▶ _Do this_
Extract from the listing each line in which the word "text" appears.
※
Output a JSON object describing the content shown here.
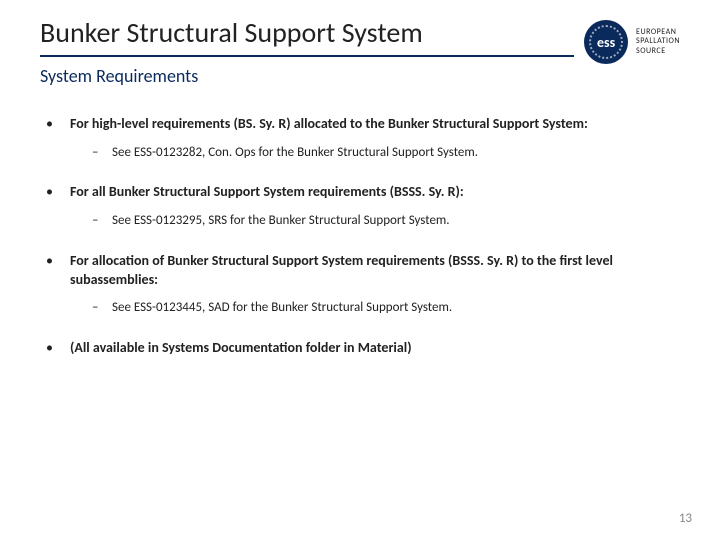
{
  "header": {
    "title": "Bunker Structural Support System",
    "subtitle": "System Requirements",
    "logo_abbrev": "ess",
    "logo_line1": "EUROPEAN",
    "logo_line2": "SPALLATION",
    "logo_line3": "SOURCE",
    "rule_color": "#0a2a5c"
  },
  "bullets": [
    {
      "text": "For high-level requirements (BS. Sy. R) allocated to the Bunker Structural Support System:",
      "sub": "See ESS-0123282, Con. Ops for the Bunker Structural Support System."
    },
    {
      "text": "For all Bunker Structural Support System requirements (BSSS. Sy. R):",
      "sub": "See ESS-0123295, SRS for the Bunker Structural Support System."
    },
    {
      "text": "For allocation of Bunker Structural Support System requirements (BSSS. Sy. R) to the first level subassemblies:",
      "sub": "See ESS-0123445, SAD for the Bunker Structural Support System."
    },
    {
      "text": "(All available in Systems Documentation folder in Material)",
      "sub": null
    }
  ],
  "page_number": "13"
}
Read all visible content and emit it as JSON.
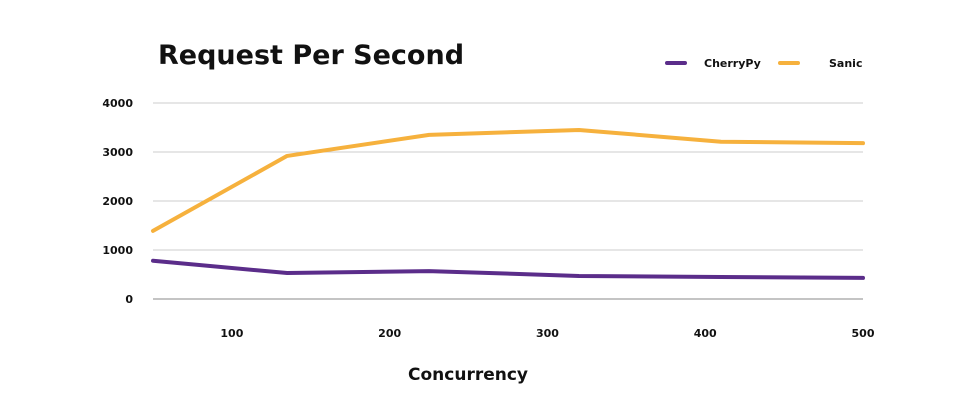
{
  "chart_data": {
    "type": "line",
    "title": "Request Per Second",
    "xlabel": "Concurrency",
    "ylabel": "",
    "x": [
      50,
      135,
      225,
      320,
      410,
      500
    ],
    "xticks": [
      100,
      200,
      300,
      400,
      500
    ],
    "xlim": [
      50,
      500
    ],
    "yticks": [
      0,
      1000,
      2000,
      3000,
      4000
    ],
    "ylim": [
      0,
      4000
    ],
    "grid": true,
    "legend": "top-right",
    "series": [
      {
        "name": "CherryPy",
        "color": "#5b2d8a",
        "values": [
          780,
          530,
          570,
          470,
          450,
          430
        ]
      },
      {
        "name": "Sanic",
        "color": "#f6b13d",
        "values": [
          1390,
          2920,
          3350,
          3450,
          3210,
          3180
        ]
      }
    ]
  }
}
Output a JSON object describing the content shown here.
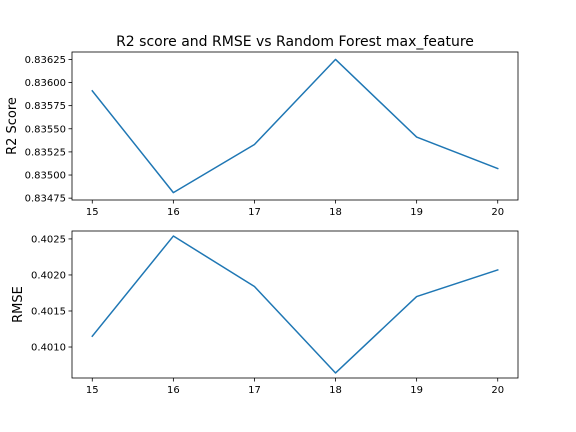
{
  "chart_data": [
    {
      "type": "line",
      "title": "R2 score and RMSE vs Random Forest max_feature",
      "xlabel": "",
      "ylabel": "R2 Score",
      "x": [
        15,
        16,
        17,
        18,
        19,
        20
      ],
      "series": [
        {
          "values": [
            0.83591,
            0.83481,
            0.83533,
            0.83625,
            0.83541,
            0.83507
          ],
          "color": "#1f77b4"
        }
      ],
      "x_ticks": [
        "15",
        "16",
        "17",
        "18",
        "19",
        "20"
      ],
      "y_ticks": [
        "0.83475",
        "0.83500",
        "0.83525",
        "0.83550",
        "0.83575",
        "0.83600",
        "0.83625"
      ],
      "xlim": [
        14.75,
        20.25
      ],
      "ylim": [
        0.83473,
        0.83633
      ],
      "grid": false
    },
    {
      "type": "line",
      "title": "",
      "xlabel": "",
      "ylabel": "RMSE",
      "x": [
        15,
        16,
        17,
        18,
        19,
        20
      ],
      "series": [
        {
          "values": [
            0.40115,
            0.40254,
            0.40184,
            0.40064,
            0.4017,
            0.40207
          ],
          "color": "#1f77b4"
        }
      ],
      "x_ticks": [
        "15",
        "16",
        "17",
        "18",
        "19",
        "20"
      ],
      "y_ticks": [
        "0.4010",
        "0.4015",
        "0.4020",
        "0.4025"
      ],
      "xlim": [
        14.75,
        20.25
      ],
      "ylim": [
        0.40057,
        0.40261
      ],
      "grid": false
    }
  ]
}
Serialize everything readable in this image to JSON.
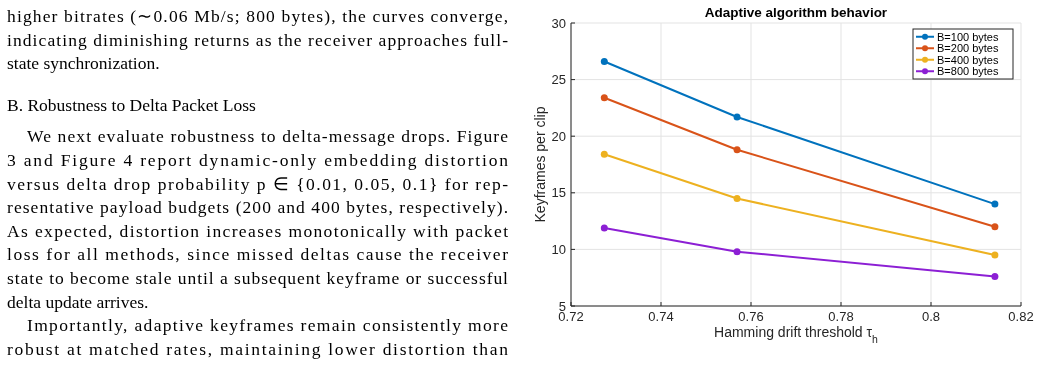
{
  "chart_data": {
    "type": "line",
    "title": "Adaptive algorithm behavior",
    "xlabel": "Hamming drift threshold τ$_{h}$",
    "ylabel": "Keyframes per clip",
    "x": [
      0.7274,
      0.7569,
      0.8142
    ],
    "series": [
      {
        "name": "B=100 bytes",
        "color": "#0072bd",
        "values": [
          26.6,
          21.7,
          14.0
        ]
      },
      {
        "name": "B=200 bytes",
        "color": "#d95319",
        "values": [
          23.4,
          18.8,
          12.0
        ]
      },
      {
        "name": "B=400 bytes",
        "color": "#edb120",
        "values": [
          18.4,
          14.5,
          9.5
        ]
      },
      {
        "name": "B=800 bytes",
        "color": "#8c1fd4",
        "values": [
          11.9,
          9.8,
          7.6
        ]
      }
    ],
    "xlim": [
      0.72,
      0.82
    ],
    "xticks": [
      0.72,
      0.74,
      0.76,
      0.78,
      0.8,
      0.82
    ],
    "ylim": [
      5,
      30
    ],
    "yticks": [
      5,
      10,
      15,
      20,
      25,
      30
    ],
    "grid": true,
    "legend": "top right",
    "marker": "circle",
    "line_style": "solid",
    "annotations": [
      "higher bitrates (∼0.06 Mb/s; 800 bytes), the curves converge,",
      "indicating diminishing returns as the receiver approaches full-",
      "state synchronization.",
      "B. Robustness to Delta Packet Loss",
      "We next evaluate robustness to delta-message drops. Figure",
      "3 and Figure 4 report dynamic-only embedding distortion",
      "versus delta drop probability p ∈ {0.01, 0.05, 0.1} for rep-",
      "resentative payload budgets (200 and 400 bytes, respectively).",
      "As expected, distortion increases monotonically with packet",
      "loss for all methods, since missed deltas cause the receiver",
      "state to become stale until a subsequent keyframe or successful",
      "delta update arrives.",
      "Importantly, adaptive keyframes remain consistently more",
      "robust at matched rates, maintaining lower distortion than"
    ]
  }
}
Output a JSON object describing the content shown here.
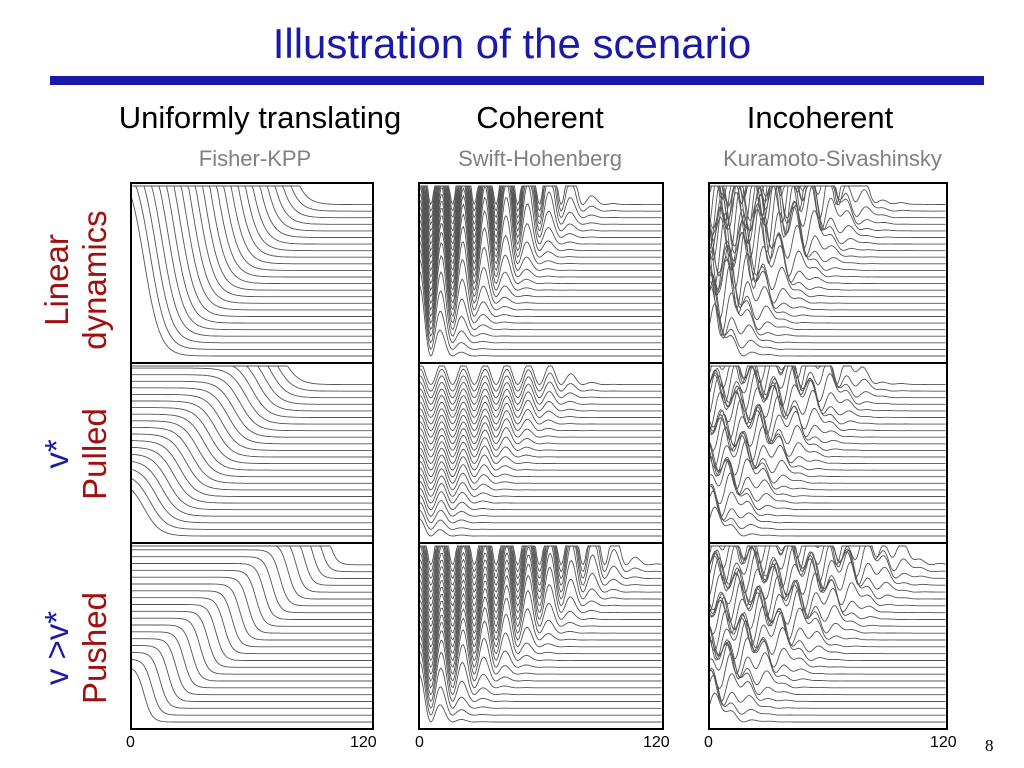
{
  "title": "Illustration of the scenario",
  "columns": [
    {
      "heading": "Uniformly translating",
      "subtitle": "Fisher-KPP"
    },
    {
      "heading": "Coherent",
      "subtitle": "Swift-Hohenberg"
    },
    {
      "heading": "Incoherent",
      "subtitle": "Kuramoto-Sivashinsky"
    }
  ],
  "rows": [
    {
      "line1": "Linear",
      "line2": "dynamics"
    },
    {
      "line1": "v*",
      "line2": "Pulled"
    },
    {
      "line1": "v >v*",
      "line2": "Pushed"
    }
  ],
  "axis": {
    "xmin_label": "0",
    "xmax_label": "120"
  },
  "page_number": "8",
  "colors": {
    "title": "#1a1aa8",
    "rule": "#1a1aa8",
    "red_label": "#a01010",
    "blue_label": "#1a1aa8",
    "subtitle": "#808080"
  }
}
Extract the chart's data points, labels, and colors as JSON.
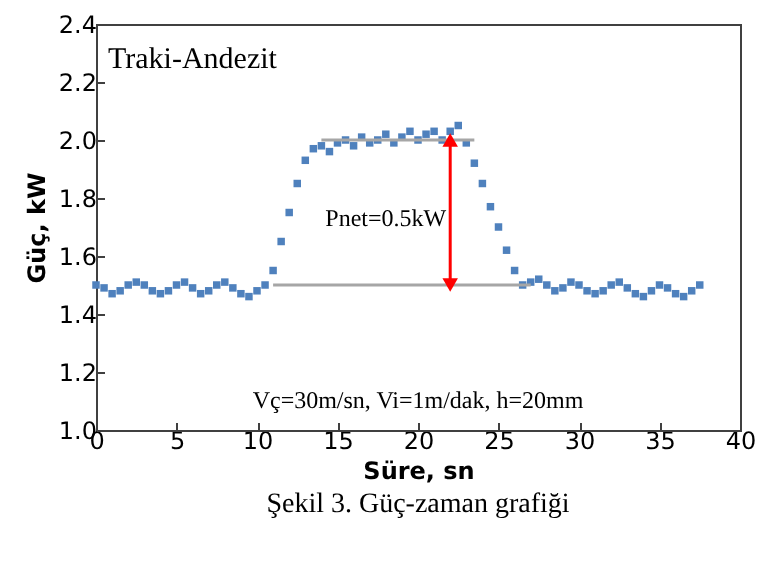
{
  "chart_data": {
    "type": "scatter",
    "title": "Şekil 3. Güç-zaman grafiği",
    "xlabel": "Süre, sn",
    "ylabel": "Güç, kW",
    "annotations": [
      "Traki-Andezit",
      "Vç=30m/sn, Vi=1m/dak, h=20mm",
      {
        "text": "Pnet=0.5kW",
        "x": 22,
        "y": 1.73
      }
    ],
    "xlim": [
      0,
      40
    ],
    "xticks": [
      0,
      5,
      10,
      15,
      20,
      25,
      30,
      35,
      40
    ],
    "ylim": [
      1.0,
      2.4
    ],
    "yticks": [
      {
        "value": 1.0,
        "label": "1.0"
      },
      {
        "value": 1.2,
        "label": "1.2"
      },
      {
        "value": 1.4,
        "label": "1.4"
      },
      {
        "value": 1.6,
        "label": "1.6"
      },
      {
        "value": 1.8,
        "label": "1.8"
      },
      {
        "value": 2.0,
        "label": "2.0"
      },
      {
        "value": 2.2,
        "label": "2.2"
      },
      {
        "value": 2.4,
        "label": "2.4"
      }
    ],
    "marker": "square",
    "series": [
      {
        "color": "#4f81bd",
        "x": [
          0,
          0.5,
          1,
          1.5,
          2,
          2.5,
          3,
          3.5,
          4,
          4.5,
          5,
          5.5,
          6,
          6.5,
          7,
          7.5,
          8,
          8.5,
          9,
          9.5,
          10,
          10.5,
          11,
          11.5,
          12,
          12.5,
          13,
          13.5,
          14,
          14.5,
          15,
          15.5,
          16,
          16.5,
          17,
          17.5,
          18,
          18.5,
          19,
          19.5,
          20,
          20.5,
          21,
          21.5,
          22,
          22.5,
          23,
          23.5,
          24,
          24.5,
          25,
          25.5,
          26,
          26.5,
          27,
          27.5,
          28,
          28.5,
          29,
          29.5,
          30,
          30.5,
          31,
          31.5,
          32,
          32.5,
          33,
          33.5,
          34,
          34.5,
          35,
          35.5,
          36,
          36.5,
          37,
          37.5
        ],
        "values": [
          1.5,
          1.49,
          1.47,
          1.48,
          1.5,
          1.51,
          1.5,
          1.48,
          1.47,
          1.48,
          1.5,
          1.51,
          1.49,
          1.47,
          1.48,
          1.5,
          1.51,
          1.49,
          1.47,
          1.46,
          1.48,
          1.5,
          1.55,
          1.65,
          1.75,
          1.85,
          1.93,
          1.97,
          1.98,
          1.96,
          1.99,
          2.0,
          1.98,
          2.01,
          1.99,
          2.0,
          2.02,
          1.99,
          2.01,
          2.03,
          2.0,
          2.02,
          2.03,
          2.0,
          2.03,
          2.05,
          1.99,
          1.92,
          1.85,
          1.77,
          1.7,
          1.62,
          1.55,
          1.5,
          1.51,
          1.52,
          1.5,
          1.48,
          1.49,
          1.51,
          1.5,
          1.48,
          1.47,
          1.48,
          1.5,
          1.51,
          1.49,
          1.47,
          1.46,
          1.48,
          1.5,
          1.49,
          1.47,
          1.46,
          1.48,
          1.5
        ]
      },
      {
        "type": "line",
        "color": "#a6a6a6",
        "marker": "none",
        "x": [
          14,
          23.5
        ],
        "values": [
          2.0,
          2.0
        ]
      },
      {
        "type": "line",
        "color": "#a6a6a6",
        "marker": "none",
        "x": [
          11,
          27
        ],
        "values": [
          1.5,
          1.5
        ]
      },
      {
        "type": "line",
        "color": "#ff0000",
        "marker": "triangle",
        "x": [
          22,
          22
        ],
        "values": [
          1.5,
          2.0
        ]
      }
    ]
  }
}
※
▶ _Exercise result_
      "text": "For high-level requirements (BS. Sy. R) allocated to the Bunker Structural Support System:",
      "text": "For all Bunker Structural Support System requirements (BSSS. Sy. R):",
      "text": "For allocation of Bunker Structural Support System requirements (BSSS. Sy. R) to the first level subassemblies:",
      "text": "(All available in Systems Documentation folder in Material)",
        "text": "Pnet=0.5kW",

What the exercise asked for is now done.